Find the lines holding "Material" and copy them.

--- DATASET RECORDS ---
* start *
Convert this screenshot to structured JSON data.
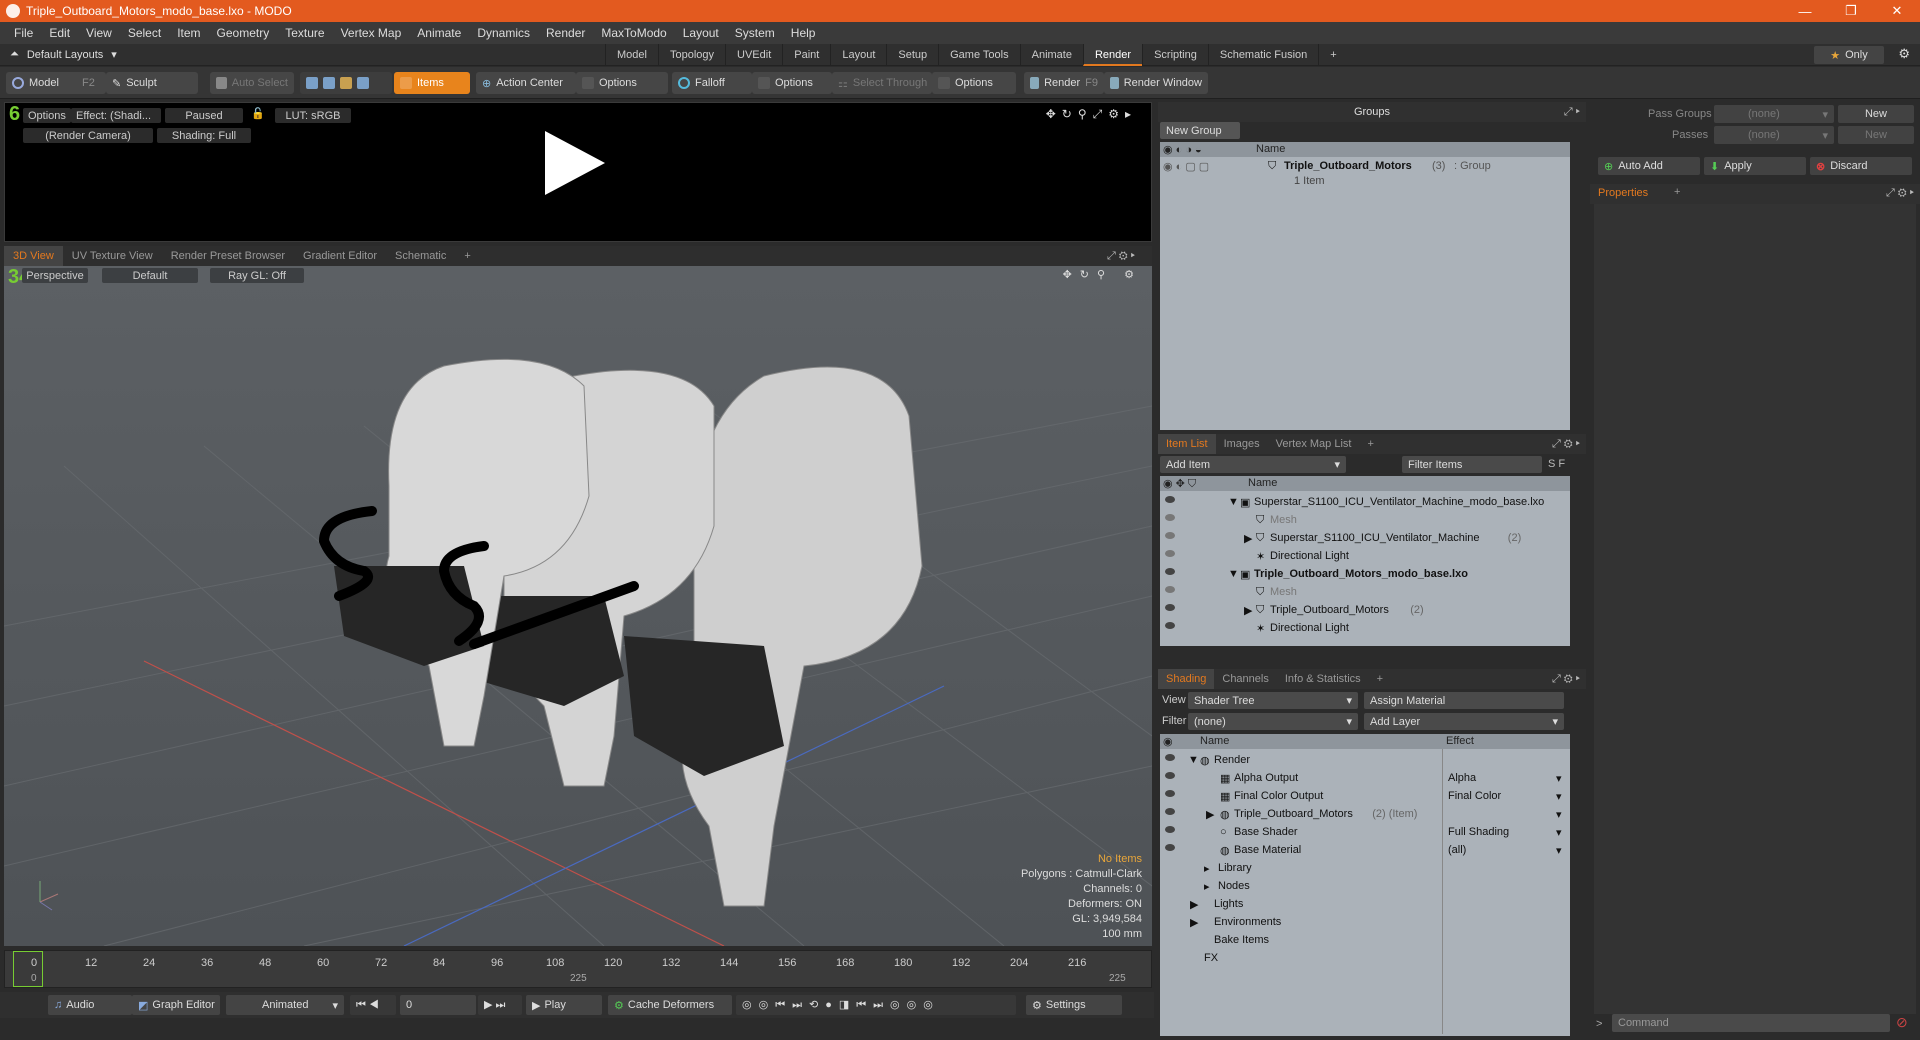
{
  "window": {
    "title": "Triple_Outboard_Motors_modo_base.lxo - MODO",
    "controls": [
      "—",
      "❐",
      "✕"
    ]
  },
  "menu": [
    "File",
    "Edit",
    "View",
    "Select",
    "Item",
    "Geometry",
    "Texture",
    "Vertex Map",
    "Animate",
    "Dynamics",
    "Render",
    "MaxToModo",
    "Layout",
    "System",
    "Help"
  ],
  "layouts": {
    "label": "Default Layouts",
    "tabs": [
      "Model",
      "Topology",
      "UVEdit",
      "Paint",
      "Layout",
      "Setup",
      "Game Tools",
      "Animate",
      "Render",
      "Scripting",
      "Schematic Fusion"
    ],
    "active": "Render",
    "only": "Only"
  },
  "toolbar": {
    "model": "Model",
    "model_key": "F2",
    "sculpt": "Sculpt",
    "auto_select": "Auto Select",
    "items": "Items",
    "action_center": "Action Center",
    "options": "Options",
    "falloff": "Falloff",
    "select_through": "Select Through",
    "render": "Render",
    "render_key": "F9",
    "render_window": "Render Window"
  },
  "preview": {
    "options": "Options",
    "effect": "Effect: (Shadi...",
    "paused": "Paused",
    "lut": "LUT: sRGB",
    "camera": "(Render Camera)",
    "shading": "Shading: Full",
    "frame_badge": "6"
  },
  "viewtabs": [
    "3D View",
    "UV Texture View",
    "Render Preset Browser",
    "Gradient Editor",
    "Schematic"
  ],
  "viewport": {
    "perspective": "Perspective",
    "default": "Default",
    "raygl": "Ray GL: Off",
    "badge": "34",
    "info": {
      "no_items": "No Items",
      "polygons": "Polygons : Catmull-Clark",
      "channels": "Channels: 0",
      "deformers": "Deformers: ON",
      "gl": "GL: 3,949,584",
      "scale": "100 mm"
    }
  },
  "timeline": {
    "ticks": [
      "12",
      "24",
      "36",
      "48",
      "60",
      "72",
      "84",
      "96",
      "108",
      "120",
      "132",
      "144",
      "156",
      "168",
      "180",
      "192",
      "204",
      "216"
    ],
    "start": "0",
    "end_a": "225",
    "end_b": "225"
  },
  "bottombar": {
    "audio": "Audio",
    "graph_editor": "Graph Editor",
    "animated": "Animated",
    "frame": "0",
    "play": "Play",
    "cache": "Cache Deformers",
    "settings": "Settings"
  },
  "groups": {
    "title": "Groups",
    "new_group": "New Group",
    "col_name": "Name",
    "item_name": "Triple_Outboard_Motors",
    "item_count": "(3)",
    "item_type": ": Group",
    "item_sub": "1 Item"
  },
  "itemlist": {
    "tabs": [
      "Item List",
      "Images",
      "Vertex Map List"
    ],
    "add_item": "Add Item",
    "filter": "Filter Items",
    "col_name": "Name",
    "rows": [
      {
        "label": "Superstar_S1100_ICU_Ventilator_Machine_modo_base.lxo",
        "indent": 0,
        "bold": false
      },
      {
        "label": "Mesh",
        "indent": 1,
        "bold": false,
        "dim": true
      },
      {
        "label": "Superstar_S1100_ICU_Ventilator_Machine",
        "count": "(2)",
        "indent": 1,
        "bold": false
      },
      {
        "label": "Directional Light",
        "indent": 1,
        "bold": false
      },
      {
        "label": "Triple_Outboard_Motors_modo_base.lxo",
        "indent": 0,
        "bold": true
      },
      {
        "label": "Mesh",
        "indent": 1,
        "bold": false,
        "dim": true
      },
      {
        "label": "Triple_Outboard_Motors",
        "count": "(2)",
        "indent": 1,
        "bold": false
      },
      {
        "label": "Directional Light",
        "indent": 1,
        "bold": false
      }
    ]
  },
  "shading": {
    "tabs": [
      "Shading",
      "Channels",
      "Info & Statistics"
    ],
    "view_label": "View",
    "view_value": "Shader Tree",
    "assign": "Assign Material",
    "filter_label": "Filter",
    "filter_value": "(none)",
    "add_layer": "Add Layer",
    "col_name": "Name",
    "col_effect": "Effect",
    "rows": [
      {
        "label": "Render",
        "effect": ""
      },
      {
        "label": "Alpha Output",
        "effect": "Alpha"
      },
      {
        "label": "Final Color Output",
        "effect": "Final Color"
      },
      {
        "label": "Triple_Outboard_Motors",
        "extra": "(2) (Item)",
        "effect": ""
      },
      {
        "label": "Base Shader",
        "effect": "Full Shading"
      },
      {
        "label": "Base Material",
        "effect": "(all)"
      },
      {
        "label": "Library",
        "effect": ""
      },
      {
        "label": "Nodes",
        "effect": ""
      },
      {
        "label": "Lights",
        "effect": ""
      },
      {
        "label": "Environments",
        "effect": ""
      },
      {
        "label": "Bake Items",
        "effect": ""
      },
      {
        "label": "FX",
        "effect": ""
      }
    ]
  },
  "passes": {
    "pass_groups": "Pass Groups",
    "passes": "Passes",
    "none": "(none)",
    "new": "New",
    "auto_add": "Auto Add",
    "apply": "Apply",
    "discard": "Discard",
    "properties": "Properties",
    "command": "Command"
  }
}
* end *
* start *
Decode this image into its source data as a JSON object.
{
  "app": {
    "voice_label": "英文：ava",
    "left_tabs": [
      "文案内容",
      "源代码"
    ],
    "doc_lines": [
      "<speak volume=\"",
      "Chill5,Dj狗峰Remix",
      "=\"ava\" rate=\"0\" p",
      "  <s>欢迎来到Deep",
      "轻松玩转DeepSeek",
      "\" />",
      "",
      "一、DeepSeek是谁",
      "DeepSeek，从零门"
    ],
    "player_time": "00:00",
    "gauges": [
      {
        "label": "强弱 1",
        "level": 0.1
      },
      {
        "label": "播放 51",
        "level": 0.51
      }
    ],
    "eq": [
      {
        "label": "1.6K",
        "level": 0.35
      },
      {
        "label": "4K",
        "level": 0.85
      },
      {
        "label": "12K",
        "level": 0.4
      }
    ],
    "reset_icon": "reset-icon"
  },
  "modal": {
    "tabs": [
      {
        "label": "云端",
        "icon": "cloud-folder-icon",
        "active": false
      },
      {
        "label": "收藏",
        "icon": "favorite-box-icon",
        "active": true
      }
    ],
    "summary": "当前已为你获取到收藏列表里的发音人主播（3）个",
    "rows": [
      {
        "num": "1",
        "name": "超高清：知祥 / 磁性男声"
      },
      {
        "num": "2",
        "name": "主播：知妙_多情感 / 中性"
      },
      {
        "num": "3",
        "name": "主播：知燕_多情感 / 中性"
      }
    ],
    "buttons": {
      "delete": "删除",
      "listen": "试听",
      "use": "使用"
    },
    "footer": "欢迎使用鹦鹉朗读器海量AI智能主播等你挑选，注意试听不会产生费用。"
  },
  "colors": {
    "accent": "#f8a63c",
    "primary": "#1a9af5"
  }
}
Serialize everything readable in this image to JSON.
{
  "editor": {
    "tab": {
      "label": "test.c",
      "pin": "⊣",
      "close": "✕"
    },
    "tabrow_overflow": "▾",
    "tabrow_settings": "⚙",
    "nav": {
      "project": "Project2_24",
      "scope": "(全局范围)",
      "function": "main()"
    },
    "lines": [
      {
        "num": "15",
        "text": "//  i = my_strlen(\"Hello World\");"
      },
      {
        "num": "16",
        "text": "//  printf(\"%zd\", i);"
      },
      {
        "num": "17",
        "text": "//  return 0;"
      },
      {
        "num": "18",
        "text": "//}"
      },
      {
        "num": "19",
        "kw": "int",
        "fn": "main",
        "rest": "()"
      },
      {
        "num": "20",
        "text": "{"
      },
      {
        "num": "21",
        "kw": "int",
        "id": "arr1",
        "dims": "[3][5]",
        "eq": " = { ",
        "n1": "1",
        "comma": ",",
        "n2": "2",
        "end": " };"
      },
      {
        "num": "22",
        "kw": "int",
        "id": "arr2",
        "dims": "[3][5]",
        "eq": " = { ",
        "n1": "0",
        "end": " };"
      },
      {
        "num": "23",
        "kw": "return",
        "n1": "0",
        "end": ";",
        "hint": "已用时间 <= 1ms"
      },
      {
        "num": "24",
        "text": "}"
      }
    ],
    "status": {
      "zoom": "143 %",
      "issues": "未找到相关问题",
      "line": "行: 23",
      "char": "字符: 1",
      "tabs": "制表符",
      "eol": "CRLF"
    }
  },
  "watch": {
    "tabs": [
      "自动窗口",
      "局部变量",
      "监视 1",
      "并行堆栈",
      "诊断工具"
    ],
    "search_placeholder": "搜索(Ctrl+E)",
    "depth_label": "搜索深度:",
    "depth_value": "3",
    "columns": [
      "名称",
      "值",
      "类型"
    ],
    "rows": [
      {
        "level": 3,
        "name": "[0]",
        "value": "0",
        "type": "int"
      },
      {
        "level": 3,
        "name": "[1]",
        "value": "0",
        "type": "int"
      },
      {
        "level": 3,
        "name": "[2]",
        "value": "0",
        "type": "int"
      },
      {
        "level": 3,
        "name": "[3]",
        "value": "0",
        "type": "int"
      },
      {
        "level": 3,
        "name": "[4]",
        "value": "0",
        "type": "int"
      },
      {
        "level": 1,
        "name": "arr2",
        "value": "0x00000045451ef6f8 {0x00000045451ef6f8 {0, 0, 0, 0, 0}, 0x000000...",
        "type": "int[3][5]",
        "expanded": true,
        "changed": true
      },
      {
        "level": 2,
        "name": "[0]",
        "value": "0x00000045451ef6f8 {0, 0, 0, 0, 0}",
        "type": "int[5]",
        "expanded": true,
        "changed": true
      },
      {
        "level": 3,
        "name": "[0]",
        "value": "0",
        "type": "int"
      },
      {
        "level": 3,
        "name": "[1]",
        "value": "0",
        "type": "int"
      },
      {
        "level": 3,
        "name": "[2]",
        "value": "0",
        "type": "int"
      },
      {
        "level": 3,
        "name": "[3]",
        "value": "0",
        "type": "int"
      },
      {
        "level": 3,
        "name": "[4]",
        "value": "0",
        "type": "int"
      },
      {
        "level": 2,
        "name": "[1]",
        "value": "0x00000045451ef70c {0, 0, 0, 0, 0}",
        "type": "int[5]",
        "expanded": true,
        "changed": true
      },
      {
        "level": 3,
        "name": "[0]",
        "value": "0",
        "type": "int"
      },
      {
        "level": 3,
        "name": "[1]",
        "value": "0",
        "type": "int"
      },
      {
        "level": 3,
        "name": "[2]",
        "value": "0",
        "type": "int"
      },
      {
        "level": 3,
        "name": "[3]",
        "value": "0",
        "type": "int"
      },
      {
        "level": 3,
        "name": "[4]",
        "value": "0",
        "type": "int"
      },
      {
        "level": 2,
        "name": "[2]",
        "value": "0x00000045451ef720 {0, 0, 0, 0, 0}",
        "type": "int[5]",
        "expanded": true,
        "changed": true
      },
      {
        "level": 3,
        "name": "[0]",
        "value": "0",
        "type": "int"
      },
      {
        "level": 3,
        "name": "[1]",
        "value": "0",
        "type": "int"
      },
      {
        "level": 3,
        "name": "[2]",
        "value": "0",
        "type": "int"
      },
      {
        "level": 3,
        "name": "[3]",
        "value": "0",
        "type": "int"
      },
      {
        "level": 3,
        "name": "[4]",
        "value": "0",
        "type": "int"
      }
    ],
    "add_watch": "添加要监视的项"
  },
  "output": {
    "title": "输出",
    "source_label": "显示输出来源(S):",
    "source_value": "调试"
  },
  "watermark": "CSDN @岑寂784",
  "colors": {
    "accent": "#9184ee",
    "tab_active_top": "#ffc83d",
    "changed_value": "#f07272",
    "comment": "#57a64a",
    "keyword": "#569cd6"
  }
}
* end *
--- ANSWER TO THIS PROBLEM ---
    "assign": "Assign Material",
        "label": "Base Material",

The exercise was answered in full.